PROVIDED DATA start

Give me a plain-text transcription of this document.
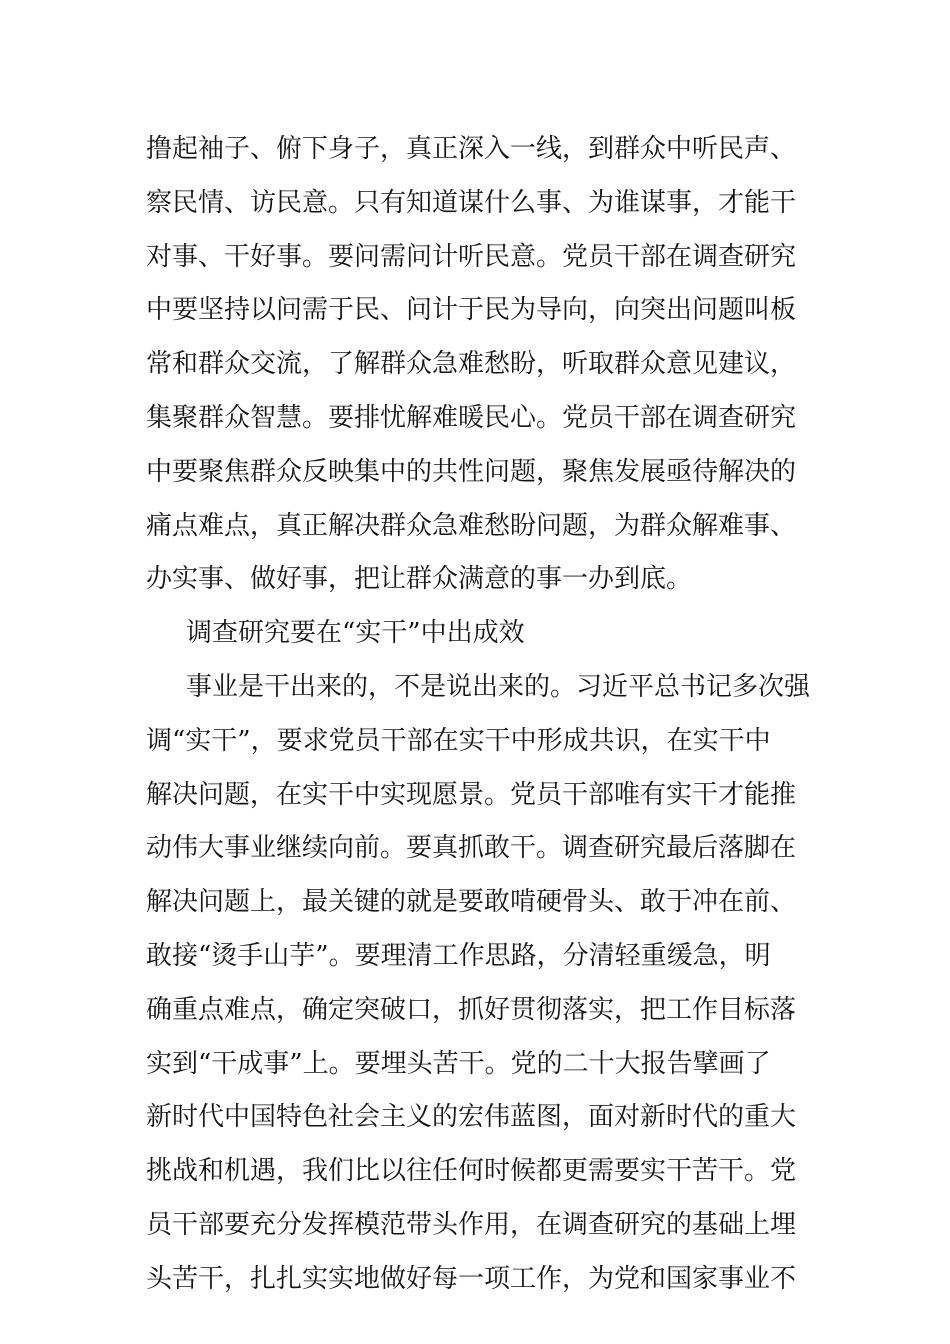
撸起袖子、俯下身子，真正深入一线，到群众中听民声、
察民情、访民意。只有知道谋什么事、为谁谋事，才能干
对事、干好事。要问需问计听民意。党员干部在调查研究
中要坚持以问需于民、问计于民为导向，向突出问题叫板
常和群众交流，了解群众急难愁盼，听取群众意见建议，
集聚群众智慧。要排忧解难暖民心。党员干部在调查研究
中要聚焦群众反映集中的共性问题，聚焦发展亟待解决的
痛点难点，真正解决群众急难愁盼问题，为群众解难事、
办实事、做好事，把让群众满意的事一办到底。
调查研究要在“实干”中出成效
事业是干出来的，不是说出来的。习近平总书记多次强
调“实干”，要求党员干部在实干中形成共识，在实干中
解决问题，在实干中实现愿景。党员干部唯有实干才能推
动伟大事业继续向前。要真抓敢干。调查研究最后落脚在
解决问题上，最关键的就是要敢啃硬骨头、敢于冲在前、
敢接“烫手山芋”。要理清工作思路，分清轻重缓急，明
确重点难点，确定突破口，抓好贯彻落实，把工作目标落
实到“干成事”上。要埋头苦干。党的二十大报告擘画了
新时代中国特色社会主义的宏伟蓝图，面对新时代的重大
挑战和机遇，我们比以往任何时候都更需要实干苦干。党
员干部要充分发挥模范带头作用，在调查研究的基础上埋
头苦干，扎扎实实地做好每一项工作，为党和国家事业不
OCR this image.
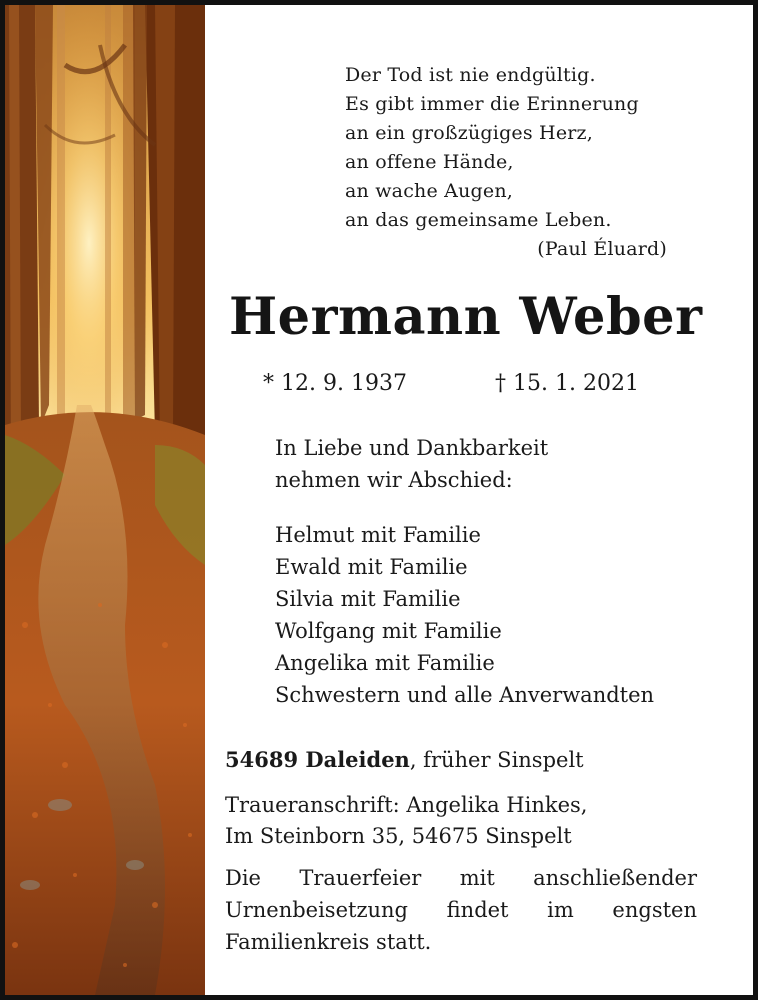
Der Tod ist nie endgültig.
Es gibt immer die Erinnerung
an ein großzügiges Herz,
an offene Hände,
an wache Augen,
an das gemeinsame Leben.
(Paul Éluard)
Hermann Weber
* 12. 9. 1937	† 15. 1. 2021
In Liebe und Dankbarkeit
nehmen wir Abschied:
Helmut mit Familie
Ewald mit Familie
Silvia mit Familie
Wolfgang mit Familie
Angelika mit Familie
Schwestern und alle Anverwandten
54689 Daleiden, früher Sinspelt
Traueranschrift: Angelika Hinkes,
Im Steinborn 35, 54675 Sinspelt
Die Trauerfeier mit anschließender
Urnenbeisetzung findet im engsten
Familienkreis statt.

PROVIDED DATA end

§ **EXERCISE DETAILS**: Quote the full listing above word for word; exclude every picture from the copy.

§ **FINAL RESULT**:
Give me a plain-text transcription of this document.
撸起袖子、俯下身子，真正深入一线，到群众中听民声、
察民情、访民意。只有知道谋什么事、为谁谋事，才能干
对事、干好事。要问需问计听民意。党员干部在调查研究
中要坚持以问需于民、问计于民为导向，向突出问题叫板
常和群众交流，了解群众急难愁盼，听取群众意见建议，
集聚群众智慧。要排忧解难暖民心。党员干部在调查研究
中要聚焦群众反映集中的共性问题，聚焦发展亟待解决的
痛点难点，真正解决群众急难愁盼问题，为群众解难事、
办实事、做好事，把让群众满意的事一办到底。
调查研究要在“实干”中出成效
事业是干出来的，不是说出来的。习近平总书记多次强
调“实干”，要求党员干部在实干中形成共识，在实干中
解决问题，在实干中实现愿景。党员干部唯有实干才能推
动伟大事业继续向前。要真抓敢干。调查研究最后落脚在
解决问题上，最关键的就是要敢啃硬骨头、敢于冲在前、
敢接“烫手山芋”。要理清工作思路，分清轻重缓急，明
确重点难点，确定突破口，抓好贯彻落实，把工作目标落
实到“干成事”上。要埋头苦干。党的二十大报告擘画了
新时代中国特色社会主义的宏伟蓝图，面对新时代的重大
挑战和机遇，我们比以往任何时候都更需要实干苦干。党
员干部要充分发挥模范带头作用，在调查研究的基础上埋
头苦干，扎扎实实地做好每一项工作，为党和国家事业不
OCR this image.
Der Tod ist nie endgültig.
Es gibt immer die Erinnerung
an ein großzügiges Herz,
an offene Hände,
an wache Augen,
an das gemeinsame Leben.
(Paul Éluard)
Hermann Weber
* 12. 9. 1937	† 15. 1. 2021
In Liebe und Dankbarkeit
nehmen wir Abschied:
Helmut mit Familie
Ewald mit Familie
Silvia mit Familie
Wolfgang mit Familie
Angelika mit Familie
Schwestern und alle Anverwandten
54689 Daleiden, früher Sinspelt
Traueranschrift: Angelika Hinkes,
Im Steinborn 35, 54675 Sinspelt
Die Trauerfeier mit anschließender
Urnenbeisetzung findet im engsten
Familienkreis statt.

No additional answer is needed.